***** Dataset records

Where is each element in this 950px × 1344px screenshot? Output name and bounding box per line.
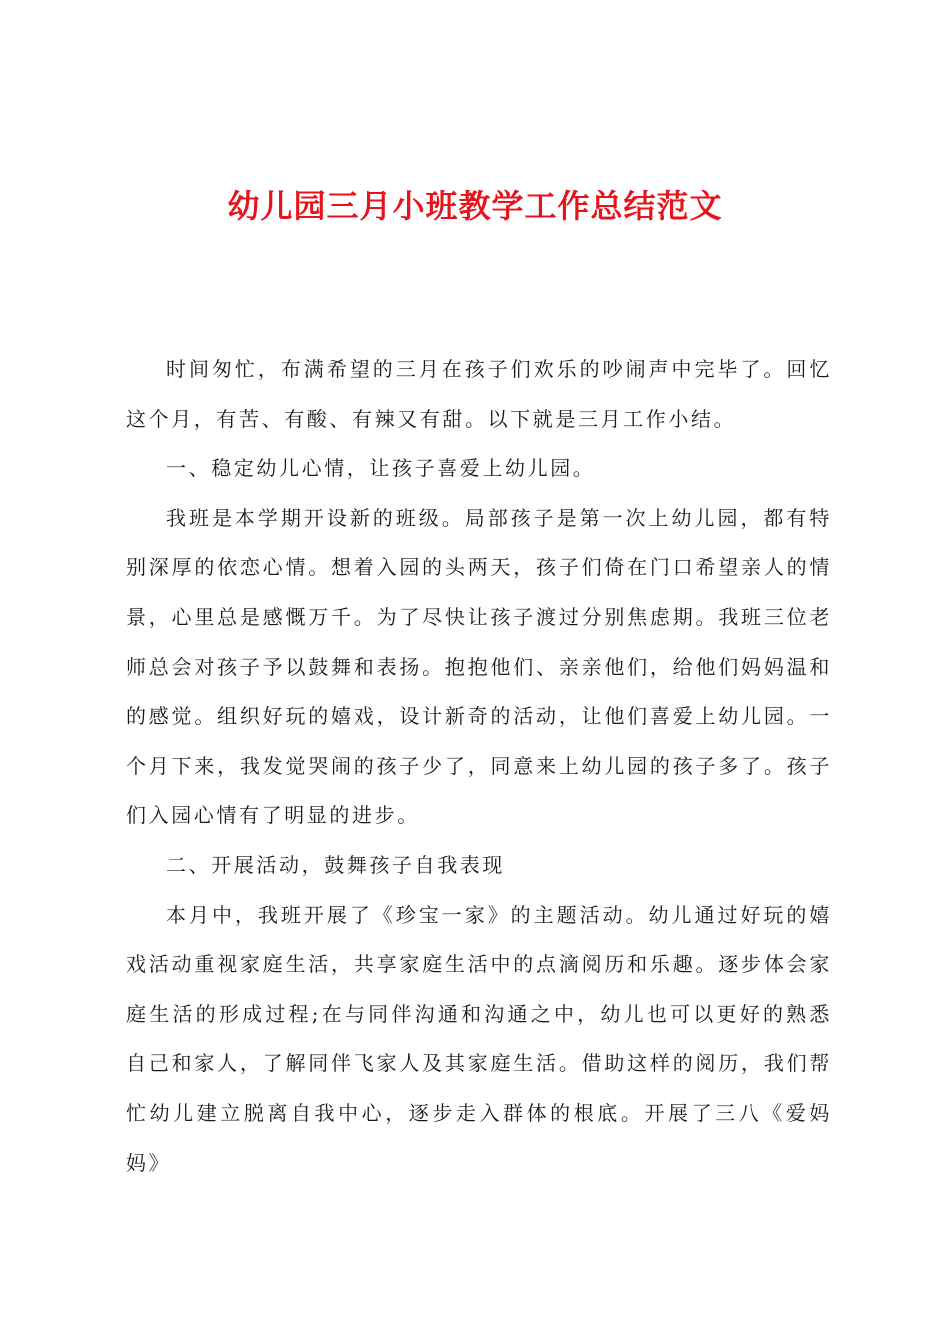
document-body bbox=[126, 345, 832, 1188]
paragraph-intro: 时间匆忙，布满希望的三月在孩子们欢乐的吵闹声中完毕了。回忆这个月，有苦、有酸、有辣又有甜。以下就是三月工作小结。 bbox=[126, 357, 832, 431]
document-title: 幼儿园三月小班教学工作总结范文 bbox=[227, 187, 723, 225]
paragraph-section-1: 我班是本学期开设新的班级。局部孩子是第一次上幼儿园，都有特别深厚的依恋心情。想着入园的头两天，孩子们倚在门口希望亲人的情景，心里总是感慨万千。为了尽快让孩子渡过分别焦虑期。我班三位老师总会对孩子予以鼓舞和表扬。抱抱他们、亲亲他们，给他们妈妈温和的感觉。组织好玩的嬉戏，设计新奇的活动，让他们喜爱上幼儿园。一个月下来，我发觉哭闹的孩子少了，同意来上幼儿园的孩子多了。孩子们入园心情有了明显的进步。 bbox=[126, 505, 832, 828]
section-heading-1: 一、稳定幼儿心情，让孩子喜爱上幼儿园。 bbox=[166, 456, 596, 481]
paragraph-section-2: 本月中，我班开展了《珍宝一家》的主题活动。幼儿通过好玩的嬉戏活动重视家庭生活，共享家庭生活中的点滴阅历和乐趣。逐步体会家庭生活的形成过程;在与同伴沟通和沟通之中，幼儿也可以更好的熟悉自己和家人，了解同伴飞家人及其家庭生活。借助这样的阅历，我们帮忙幼儿建立脱离自我中心，逐步走入群体的根底。开展了三八《爱妈妈》 bbox=[126, 902, 832, 1175]
section-heading-2: 二、开展活动，鼓舞孩子自我表现 bbox=[166, 852, 505, 877]
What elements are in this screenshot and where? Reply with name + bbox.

**********

• **Work to be completed**: Repeat all the rows above word for word, leaving out the pictures.

• **Task answer**:
Where is each element in this 950px × 1344px screenshot? Output name and bounding box per line.
document-body bbox=[126, 345, 832, 1188]
paragraph-intro: 时间匆忙，布满希望的三月在孩子们欢乐的吵闹声中完毕了。回忆这个月，有苦、有酸、有辣又有甜。以下就是三月工作小结。 bbox=[126, 357, 832, 431]
document-title: 幼儿园三月小班教学工作总结范文 bbox=[227, 187, 723, 225]
paragraph-section-1: 我班是本学期开设新的班级。局部孩子是第一次上幼儿园，都有特别深厚的依恋心情。想着入园的头两天，孩子们倚在门口希望亲人的情景，心里总是感慨万千。为了尽快让孩子渡过分别焦虑期。我班三位老师总会对孩子予以鼓舞和表扬。抱抱他们、亲亲他们，给他们妈妈温和的感觉。组织好玩的嬉戏，设计新奇的活动，让他们喜爱上幼儿园。一个月下来，我发觉哭闹的孩子少了，同意来上幼儿园的孩子多了。孩子们入园心情有了明显的进步。 bbox=[126, 505, 832, 828]
section-heading-1: 一、稳定幼儿心情，让孩子喜爱上幼儿园。 bbox=[166, 456, 596, 481]
paragraph-section-2: 本月中，我班开展了《珍宝一家》的主题活动。幼儿通过好玩的嬉戏活动重视家庭生活，共享家庭生活中的点滴阅历和乐趣。逐步体会家庭生活的形成过程;在与同伴沟通和沟通之中，幼儿也可以更好的熟悉自己和家人，了解同伴飞家人及其家庭生活。借助这样的阅历，我们帮忙幼儿建立脱离自我中心，逐步走入群体的根底。开展了三八《爱妈妈》 bbox=[126, 902, 832, 1175]
section-heading-2: 二、开展活动，鼓舞孩子自我表现 bbox=[166, 852, 505, 877]
What elements are in this screenshot and where? Reply with name + bbox.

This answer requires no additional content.